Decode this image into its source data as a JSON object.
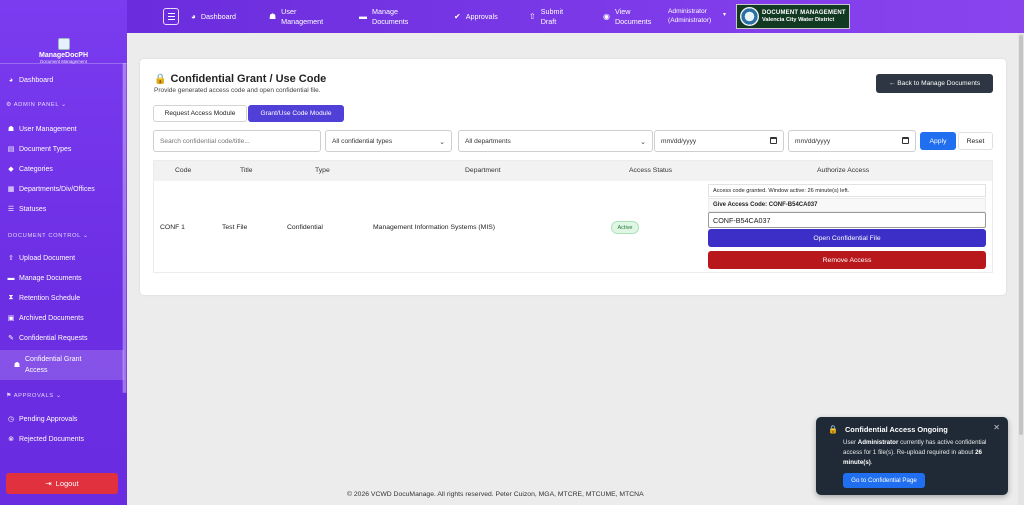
{
  "topbar": {
    "nav": [
      {
        "icon": "speedometer-icon",
        "glyph": "◕",
        "label": "Dashboard"
      },
      {
        "icon": "users-icon",
        "glyph": "☗",
        "label1": "User",
        "label2": "Management"
      },
      {
        "icon": "folder-icon",
        "glyph": "▬",
        "label1": "Manage",
        "label2": "Documents"
      },
      {
        "icon": "check-circle-icon",
        "glyph": "✔",
        "label": "Approvals"
      },
      {
        "icon": "upload-icon",
        "glyph": "⇧",
        "label1": "Submit",
        "label2": "Draft"
      },
      {
        "icon": "eye-icon",
        "glyph": "◉",
        "label1": "View",
        "label2": "Documents"
      }
    ],
    "user_line1": "Administrator",
    "user_line2": "(Administrator)",
    "brand_line1": "DOCUMENT MANAGEMENT",
    "brand_line2": "Valencia City Water District"
  },
  "sidebar": {
    "app_name": "ManageDocPH",
    "app_sub": "Document Management",
    "dashboard": "Dashboard",
    "admin_head": "ADMIN PANEL",
    "admin_items": [
      "User Management",
      "Document Types",
      "Categories",
      "Departments/Div/Offices",
      "Statuses"
    ],
    "doc_head": "DOCUMENT CONTROL",
    "doc_items": [
      "Upload Document",
      "Manage Documents",
      "Retention Schedule",
      "Archived Documents",
      "Confidential Requests"
    ],
    "active_item_line1": "Confidential Grant",
    "active_item_line2": "Access",
    "approvals_head": "APPROVALS",
    "approval_items": [
      "Pending Approvals",
      "Rejected Documents"
    ],
    "logout": "Logout"
  },
  "page": {
    "title": "Confidential Grant / Use Code",
    "subtitle": "Provide generated access code and open confidential file.",
    "back_button": "← Back to Manage Documents",
    "tabs": [
      "Request Access Module",
      "Grant/Use Code Module"
    ],
    "search_placeholder": "Search confidential code/title...",
    "type_filter": "All confidential types",
    "dept_filter": "All departments",
    "date_from": "mm/dd/yyyy",
    "date_to": "mm/dd/yyyy",
    "apply": "Apply",
    "reset": "Reset"
  },
  "table": {
    "headers": [
      "Code",
      "Title",
      "Type",
      "Department",
      "Access Status",
      "Authorize Access"
    ],
    "rows": [
      {
        "code": "CONF 1",
        "title": "Test File",
        "type": "Confidential",
        "department": "Management Information Systems (MIS)",
        "status": "Active",
        "granted_msg": "Access code granted. Window active: 26 minute(s) left.",
        "give_code": "Give Access Code: CONF-B54CA037",
        "code_value": "CONF-B54CA037",
        "open_btn": "Open Confidential File",
        "remove_btn": "Remove Access"
      }
    ]
  },
  "footer": "© 2026 VCWD DocuManage. All rights reserved. Peter Cuizon, MGA, MTCRE, MTCUME, MTCNA",
  "toast": {
    "title": "Confidential Access Ongoing",
    "body_pre": "User ",
    "body_user": "Administrator",
    "body_mid": " currently has active confidential access for 1 file(s). Re-upload required in about ",
    "body_time": "26 minute(s)",
    "body_end": ".",
    "button": "Go to Confidential Page"
  },
  "colors": {
    "accent": "#6a2cdd",
    "primary_button": "#1f6ff0",
    "danger": "#b8181c",
    "open_button": "#3b2fc7"
  }
}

_Task brief_.
Copy out the entries verbatim and leave the images out.

_Completed exercise_.
Decode this image into its source data as a JSON object.
{
  "topbar": {
    "nav": [
      {
        "icon": "speedometer-icon",
        "glyph": "◕",
        "label": "Dashboard"
      },
      {
        "icon": "users-icon",
        "glyph": "☗",
        "label1": "User",
        "label2": "Management"
      },
      {
        "icon": "folder-icon",
        "glyph": "▬",
        "label1": "Manage",
        "label2": "Documents"
      },
      {
        "icon": "check-circle-icon",
        "glyph": "✔",
        "label": "Approvals"
      },
      {
        "icon": "upload-icon",
        "glyph": "⇧",
        "label1": "Submit",
        "label2": "Draft"
      },
      {
        "icon": "eye-icon",
        "glyph": "◉",
        "label1": "View",
        "label2": "Documents"
      }
    ],
    "user_line1": "Administrator",
    "user_line2": "(Administrator)",
    "brand_line1": "DOCUMENT MANAGEMENT",
    "brand_line2": "Valencia City Water District"
  },
  "sidebar": {
    "app_name": "ManageDocPH",
    "app_sub": "Document Management",
    "dashboard": "Dashboard",
    "admin_head": "ADMIN PANEL",
    "admin_items": [
      "User Management",
      "Document Types",
      "Categories",
      "Departments/Div/Offices",
      "Statuses"
    ],
    "doc_head": "DOCUMENT CONTROL",
    "doc_items": [
      "Upload Document",
      "Manage Documents",
      "Retention Schedule",
      "Archived Documents",
      "Confidential Requests"
    ],
    "active_item_line1": "Confidential Grant",
    "active_item_line2": "Access",
    "approvals_head": "APPROVALS",
    "approval_items": [
      "Pending Approvals",
      "Rejected Documents"
    ],
    "logout": "Logout"
  },
  "page": {
    "title": "Confidential Grant / Use Code",
    "subtitle": "Provide generated access code and open confidential file.",
    "back_button": "← Back to Manage Documents",
    "tabs": [
      "Request Access Module",
      "Grant/Use Code Module"
    ],
    "search_placeholder": "Search confidential code/title...",
    "type_filter": "All confidential types",
    "dept_filter": "All departments",
    "date_from": "mm/dd/yyyy",
    "date_to": "mm/dd/yyyy",
    "apply": "Apply",
    "reset": "Reset"
  },
  "table": {
    "headers": [
      "Code",
      "Title",
      "Type",
      "Department",
      "Access Status",
      "Authorize Access"
    ],
    "rows": [
      {
        "code": "CONF 1",
        "title": "Test File",
        "type": "Confidential",
        "department": "Management Information Systems (MIS)",
        "status": "Active",
        "granted_msg": "Access code granted. Window active: 26 minute(s) left.",
        "give_code": "Give Access Code: CONF-B54CA037",
        "code_value": "CONF-B54CA037",
        "open_btn": "Open Confidential File",
        "remove_btn": "Remove Access"
      }
    ]
  },
  "footer": "© 2026 VCWD DocuManage. All rights reserved. Peter Cuizon, MGA, MTCRE, MTCUME, MTCNA",
  "toast": {
    "title": "Confidential Access Ongoing",
    "body_pre": "User ",
    "body_user": "Administrator",
    "body_mid": " currently has active confidential access for 1 file(s). Re-upload required in about ",
    "body_time": "26 minute(s)",
    "body_end": ".",
    "button": "Go to Confidential Page"
  },
  "colors": {
    "accent": "#6a2cdd",
    "primary_button": "#1f6ff0",
    "danger": "#b8181c",
    "open_button": "#3b2fc7"
  }
}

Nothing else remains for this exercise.